**Some records:**
= = = = = = =
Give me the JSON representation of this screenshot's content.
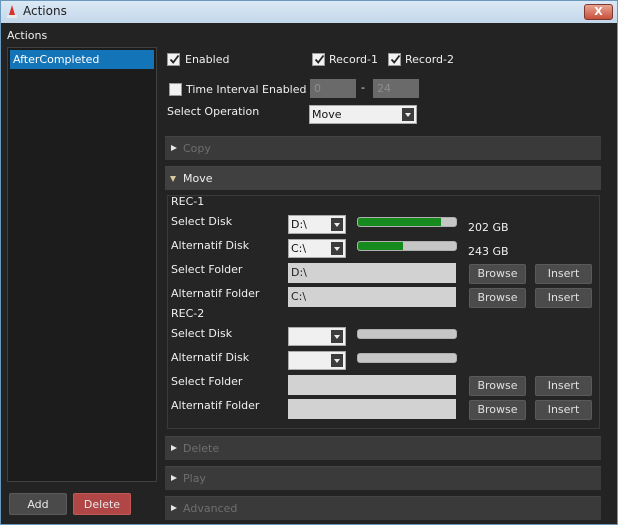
{
  "window": {
    "title": "Actions",
    "close_label": "X"
  },
  "left": {
    "section_title": "Actions",
    "list": [
      {
        "label": "AfterCompleted",
        "selected": true
      }
    ],
    "add_label": "Add",
    "delete_label": "Delete"
  },
  "options": {
    "enabled": {
      "label": "Enabled",
      "checked": true
    },
    "record1": {
      "label": "Record-1",
      "checked": true
    },
    "record2": {
      "label": "Record-2",
      "checked": true
    },
    "time_interval": {
      "label": "Time Interval Enabled",
      "checked": false,
      "from": "0",
      "separator": "-",
      "to": "24"
    },
    "select_operation": {
      "label": "Select Operation",
      "value": "Move"
    }
  },
  "accordion": {
    "copy": "Copy",
    "move": "Move",
    "delete": "Delete",
    "play": "Play",
    "advanced": "Advanced"
  },
  "move": {
    "rec1": {
      "title": "REC-1",
      "select_disk": {
        "label": "Select Disk",
        "value": "D:\\",
        "usage_fraction": 0.85,
        "free": "202 GB"
      },
      "alt_disk": {
        "label": "Alternatif Disk",
        "value": "C:\\",
        "usage_fraction": 0.46,
        "free": "243 GB"
      },
      "select_folder": {
        "label": "Select Folder",
        "value": "D:\\"
      },
      "alt_folder": {
        "label": "Alternatif Folder",
        "value": "C:\\"
      }
    },
    "rec2": {
      "title": "REC-2",
      "select_disk": {
        "label": "Select Disk",
        "value": "",
        "usage_fraction": 0
      },
      "alt_disk": {
        "label": "Alternatif Disk",
        "value": "",
        "usage_fraction": 0
      },
      "select_folder": {
        "label": "Select Folder",
        "value": ""
      },
      "alt_folder": {
        "label": "Alternatif Folder",
        "value": ""
      }
    },
    "browse_label": "Browse",
    "insert_label": "Insert"
  },
  "colors": {
    "accent": "#1474b8",
    "danger": "#b04646",
    "progress": "#178a1e"
  }
}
= = = = = = =
**The exercise:**
Every line above should be returned word for word, with the pictures left behind.

**Exercise output:**
Give me the JSON representation of this screenshot's content.
{
  "window": {
    "title": "Actions",
    "close_label": "X"
  },
  "left": {
    "section_title": "Actions",
    "list": [
      {
        "label": "AfterCompleted",
        "selected": true
      }
    ],
    "add_label": "Add",
    "delete_label": "Delete"
  },
  "options": {
    "enabled": {
      "label": "Enabled",
      "checked": true
    },
    "record1": {
      "label": "Record-1",
      "checked": true
    },
    "record2": {
      "label": "Record-2",
      "checked": true
    },
    "time_interval": {
      "label": "Time Interval Enabled",
      "checked": false,
      "from": "0",
      "separator": "-",
      "to": "24"
    },
    "select_operation": {
      "label": "Select Operation",
      "value": "Move"
    }
  },
  "accordion": {
    "copy": "Copy",
    "move": "Move",
    "delete": "Delete",
    "play": "Play",
    "advanced": "Advanced"
  },
  "move": {
    "rec1": {
      "title": "REC-1",
      "select_disk": {
        "label": "Select Disk",
        "value": "D:\\",
        "usage_fraction": 0.85,
        "free": "202 GB"
      },
      "alt_disk": {
        "label": "Alternatif Disk",
        "value": "C:\\",
        "usage_fraction": 0.46,
        "free": "243 GB"
      },
      "select_folder": {
        "label": "Select Folder",
        "value": "D:\\"
      },
      "alt_folder": {
        "label": "Alternatif Folder",
        "value": "C:\\"
      }
    },
    "rec2": {
      "title": "REC-2",
      "select_disk": {
        "label": "Select Disk",
        "value": "",
        "usage_fraction": 0
      },
      "alt_disk": {
        "label": "Alternatif Disk",
        "value": "",
        "usage_fraction": 0
      },
      "select_folder": {
        "label": "Select Folder",
        "value": ""
      },
      "alt_folder": {
        "label": "Alternatif Folder",
        "value": ""
      }
    },
    "browse_label": "Browse",
    "insert_label": "Insert"
  },
  "colors": {
    "accent": "#1474b8",
    "danger": "#b04646",
    "progress": "#178a1e"
  }
}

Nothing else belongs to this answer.